Tasks for this exercise ::
**A)** List every bacterium named in the passage on probiotics and GERD, using the name given in the passage.
**B)** Carry on the passage on probiotics and GERD, starting right after its last sentence.

Supplied text ::

H. pylori infection is associated with symptoms of GERD. However, its eradication is not always associated with an improvement in symptoms [37]. In view of this, it is unfortunate that the studies have not evaluated the presence or absence of H. pylori. Although probiotics do not eradicate H. pylori, they have been shown to reduce its activity [38]. Information on the carriage of H. pylori could thus have given information on some of the differences in efficacy.

4.2. Effects of Product Format on Efficacy

Limited evidence is available to compare efficacy between probiotic strains, due to the small number of available trials. However, all three included L. gasseri LG21 studies reported positive effects on various symptoms of GERD. Also, for B. bifidum YIT 10347, four intervention trials indicated positive changes in FSSG and GSRS scores. For other strains, too few studies were available to draw overall conclusions. Very diverse product formats were applied in the selected studies, ranging from fermented foods to various dietary supplement formats.

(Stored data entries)
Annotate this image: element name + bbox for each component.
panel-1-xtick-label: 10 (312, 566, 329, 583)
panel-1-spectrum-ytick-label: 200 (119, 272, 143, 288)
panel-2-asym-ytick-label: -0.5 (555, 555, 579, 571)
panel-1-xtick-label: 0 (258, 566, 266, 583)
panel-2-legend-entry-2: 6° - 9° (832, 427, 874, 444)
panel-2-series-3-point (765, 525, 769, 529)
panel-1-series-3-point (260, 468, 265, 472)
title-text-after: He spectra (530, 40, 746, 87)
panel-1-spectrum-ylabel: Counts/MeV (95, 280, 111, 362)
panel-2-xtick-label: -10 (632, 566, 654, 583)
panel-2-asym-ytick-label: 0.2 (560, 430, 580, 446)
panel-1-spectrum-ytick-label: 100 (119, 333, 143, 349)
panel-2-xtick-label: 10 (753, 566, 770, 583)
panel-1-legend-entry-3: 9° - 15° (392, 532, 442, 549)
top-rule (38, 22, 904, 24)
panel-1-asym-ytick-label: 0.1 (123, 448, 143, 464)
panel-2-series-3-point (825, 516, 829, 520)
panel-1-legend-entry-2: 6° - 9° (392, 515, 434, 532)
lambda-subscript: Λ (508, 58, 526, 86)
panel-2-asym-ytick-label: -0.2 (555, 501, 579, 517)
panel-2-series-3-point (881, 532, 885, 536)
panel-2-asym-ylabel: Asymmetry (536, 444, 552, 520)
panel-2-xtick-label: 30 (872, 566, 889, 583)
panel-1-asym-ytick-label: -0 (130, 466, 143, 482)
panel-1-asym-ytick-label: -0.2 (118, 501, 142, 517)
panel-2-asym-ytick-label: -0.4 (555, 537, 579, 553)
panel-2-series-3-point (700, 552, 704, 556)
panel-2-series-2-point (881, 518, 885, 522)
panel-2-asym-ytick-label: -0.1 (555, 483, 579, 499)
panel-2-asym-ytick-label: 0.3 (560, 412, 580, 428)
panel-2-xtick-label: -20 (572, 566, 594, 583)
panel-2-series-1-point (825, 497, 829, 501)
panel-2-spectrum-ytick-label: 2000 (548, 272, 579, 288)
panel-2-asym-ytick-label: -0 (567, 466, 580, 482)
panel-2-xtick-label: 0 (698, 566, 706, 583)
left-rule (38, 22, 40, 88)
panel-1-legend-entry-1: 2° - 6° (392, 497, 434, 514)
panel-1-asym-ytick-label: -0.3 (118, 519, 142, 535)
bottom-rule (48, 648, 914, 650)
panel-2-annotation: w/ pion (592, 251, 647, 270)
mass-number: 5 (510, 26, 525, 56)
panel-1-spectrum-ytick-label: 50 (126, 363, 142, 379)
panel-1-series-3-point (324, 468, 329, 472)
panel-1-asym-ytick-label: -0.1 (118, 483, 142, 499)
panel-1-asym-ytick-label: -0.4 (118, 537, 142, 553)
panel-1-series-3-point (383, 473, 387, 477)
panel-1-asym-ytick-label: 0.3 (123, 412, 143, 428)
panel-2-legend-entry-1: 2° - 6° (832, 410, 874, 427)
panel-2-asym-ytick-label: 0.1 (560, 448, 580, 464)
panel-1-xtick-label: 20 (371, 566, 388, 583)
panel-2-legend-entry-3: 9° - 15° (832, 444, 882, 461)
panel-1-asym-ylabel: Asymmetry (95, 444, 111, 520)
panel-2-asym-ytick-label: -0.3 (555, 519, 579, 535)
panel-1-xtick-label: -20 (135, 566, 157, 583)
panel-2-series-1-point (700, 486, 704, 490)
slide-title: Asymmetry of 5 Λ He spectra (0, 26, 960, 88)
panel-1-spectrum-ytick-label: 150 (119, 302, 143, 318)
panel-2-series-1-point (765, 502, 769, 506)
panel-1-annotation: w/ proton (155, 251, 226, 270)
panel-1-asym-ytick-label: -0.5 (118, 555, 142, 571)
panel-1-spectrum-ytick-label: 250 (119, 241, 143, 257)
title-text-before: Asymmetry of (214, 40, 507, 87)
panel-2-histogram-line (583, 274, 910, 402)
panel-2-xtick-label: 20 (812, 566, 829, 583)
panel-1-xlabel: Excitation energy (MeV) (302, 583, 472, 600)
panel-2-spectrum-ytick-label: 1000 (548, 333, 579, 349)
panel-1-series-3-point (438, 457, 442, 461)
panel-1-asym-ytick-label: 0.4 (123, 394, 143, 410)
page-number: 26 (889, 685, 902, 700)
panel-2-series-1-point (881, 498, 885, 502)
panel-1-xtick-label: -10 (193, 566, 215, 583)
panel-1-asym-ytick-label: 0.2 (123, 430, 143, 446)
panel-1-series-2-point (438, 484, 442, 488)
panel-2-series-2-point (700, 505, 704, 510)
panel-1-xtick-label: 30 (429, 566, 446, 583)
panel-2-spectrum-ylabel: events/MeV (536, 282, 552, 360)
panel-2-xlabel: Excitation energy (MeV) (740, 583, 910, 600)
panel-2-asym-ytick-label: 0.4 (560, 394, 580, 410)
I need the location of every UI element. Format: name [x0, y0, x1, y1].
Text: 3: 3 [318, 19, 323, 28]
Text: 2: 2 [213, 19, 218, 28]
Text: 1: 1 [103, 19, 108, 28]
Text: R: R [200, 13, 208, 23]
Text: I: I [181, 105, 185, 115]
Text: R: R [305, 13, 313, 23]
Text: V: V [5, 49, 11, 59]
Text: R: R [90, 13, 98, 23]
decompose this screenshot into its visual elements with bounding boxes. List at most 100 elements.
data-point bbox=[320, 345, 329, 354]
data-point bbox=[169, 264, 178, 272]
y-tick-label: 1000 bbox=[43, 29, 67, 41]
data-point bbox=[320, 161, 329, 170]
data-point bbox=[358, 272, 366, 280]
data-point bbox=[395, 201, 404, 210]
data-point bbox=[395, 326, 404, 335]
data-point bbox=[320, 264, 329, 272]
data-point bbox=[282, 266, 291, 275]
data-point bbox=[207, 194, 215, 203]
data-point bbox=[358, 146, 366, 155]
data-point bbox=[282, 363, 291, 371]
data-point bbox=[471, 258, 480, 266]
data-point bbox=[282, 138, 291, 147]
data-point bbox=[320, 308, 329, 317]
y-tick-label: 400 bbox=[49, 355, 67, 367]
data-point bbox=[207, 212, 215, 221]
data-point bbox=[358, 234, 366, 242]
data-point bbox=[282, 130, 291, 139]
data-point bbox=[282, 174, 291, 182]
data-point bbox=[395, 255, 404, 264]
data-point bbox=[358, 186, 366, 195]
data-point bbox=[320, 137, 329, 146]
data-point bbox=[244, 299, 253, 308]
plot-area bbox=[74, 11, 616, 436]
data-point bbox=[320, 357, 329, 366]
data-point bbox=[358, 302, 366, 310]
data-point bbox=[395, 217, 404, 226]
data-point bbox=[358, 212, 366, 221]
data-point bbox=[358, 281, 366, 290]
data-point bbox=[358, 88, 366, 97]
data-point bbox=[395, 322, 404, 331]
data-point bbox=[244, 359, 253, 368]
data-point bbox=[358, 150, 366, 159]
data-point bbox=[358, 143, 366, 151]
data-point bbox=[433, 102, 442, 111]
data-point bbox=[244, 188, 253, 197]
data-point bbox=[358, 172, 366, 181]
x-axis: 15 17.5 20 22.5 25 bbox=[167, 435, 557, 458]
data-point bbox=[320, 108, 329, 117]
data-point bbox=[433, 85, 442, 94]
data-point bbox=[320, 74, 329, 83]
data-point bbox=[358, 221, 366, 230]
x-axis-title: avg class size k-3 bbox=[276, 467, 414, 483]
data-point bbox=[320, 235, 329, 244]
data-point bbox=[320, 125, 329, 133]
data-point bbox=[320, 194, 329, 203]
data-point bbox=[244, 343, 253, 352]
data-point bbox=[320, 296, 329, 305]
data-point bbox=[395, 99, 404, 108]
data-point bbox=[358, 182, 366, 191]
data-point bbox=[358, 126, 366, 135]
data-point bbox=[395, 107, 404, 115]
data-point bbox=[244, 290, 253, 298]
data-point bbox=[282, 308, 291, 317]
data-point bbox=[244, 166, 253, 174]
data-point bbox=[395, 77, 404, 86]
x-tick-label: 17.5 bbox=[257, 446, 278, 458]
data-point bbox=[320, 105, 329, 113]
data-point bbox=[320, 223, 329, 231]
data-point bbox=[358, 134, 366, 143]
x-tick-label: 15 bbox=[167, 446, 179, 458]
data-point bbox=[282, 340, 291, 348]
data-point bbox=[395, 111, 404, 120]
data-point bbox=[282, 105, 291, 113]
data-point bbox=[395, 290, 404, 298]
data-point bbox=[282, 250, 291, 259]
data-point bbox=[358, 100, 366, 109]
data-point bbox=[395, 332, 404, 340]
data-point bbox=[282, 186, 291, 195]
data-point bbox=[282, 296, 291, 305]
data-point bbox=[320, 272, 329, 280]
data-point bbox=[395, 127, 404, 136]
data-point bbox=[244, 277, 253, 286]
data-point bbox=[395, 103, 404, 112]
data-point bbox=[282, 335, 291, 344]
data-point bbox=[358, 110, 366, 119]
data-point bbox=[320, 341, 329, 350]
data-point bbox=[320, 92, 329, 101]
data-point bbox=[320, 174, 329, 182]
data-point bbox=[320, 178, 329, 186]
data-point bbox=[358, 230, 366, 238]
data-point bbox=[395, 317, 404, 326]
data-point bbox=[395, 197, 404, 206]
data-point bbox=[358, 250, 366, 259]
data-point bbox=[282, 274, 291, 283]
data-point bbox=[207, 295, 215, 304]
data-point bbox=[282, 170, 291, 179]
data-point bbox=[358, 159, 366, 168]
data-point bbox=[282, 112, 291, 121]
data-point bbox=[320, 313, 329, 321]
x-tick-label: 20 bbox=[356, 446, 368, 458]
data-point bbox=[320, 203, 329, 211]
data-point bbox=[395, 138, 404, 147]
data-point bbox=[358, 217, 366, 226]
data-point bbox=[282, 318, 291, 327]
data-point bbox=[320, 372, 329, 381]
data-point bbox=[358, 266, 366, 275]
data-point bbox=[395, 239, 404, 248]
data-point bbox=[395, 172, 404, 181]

Results in order ::
**A)**
H. pylori
L. gasseri LG21
B. bifidum YIT 10347

**B)**
4.3. Safety

Although adverse events were reported in three studies [30,31,32], none differed significantly between probiotic and placebo groups. Moreover, the adverse events were assumed not to be product-related effects.

4.4. Study Quality

A potential source of bias for the experimental design was assessed in Table 2. As demonstrated in [39], the level of evidence for trials with different experimental designs could be classified as follows (in descending order): high-quality RCTs, low-quality RCTs, prospective cohort studies, and others. All six RCTs were randomized and double-blinded with an identical appearance of placebo and probiotic-containing products. However, especially in food, it might be challenging to manufacture a placebo that is indistinguishable from the probiotic product.

Half of the studies implemented random sequence generation by computer-based randomization programs, block approach, or tables. However, the allocation concealment was not clear in these studies. Adequate allocation concealment is important for decreasing the risk of selection bias in clinical trials [40]. The odds ratio for the estimated effects of inadequate allocation concealment on treatment can be as high as 41%, having been the only risk of bias until 2008, as reported by RevMan, a program that was used for Cochrane Reviews [41]. These findings suggest that inadequate allocation concealment is the leading cause of bias. Two RCTs also had an unclear risk of bias due to the lack of a clear description of the reasons for withdrawal or dropouts.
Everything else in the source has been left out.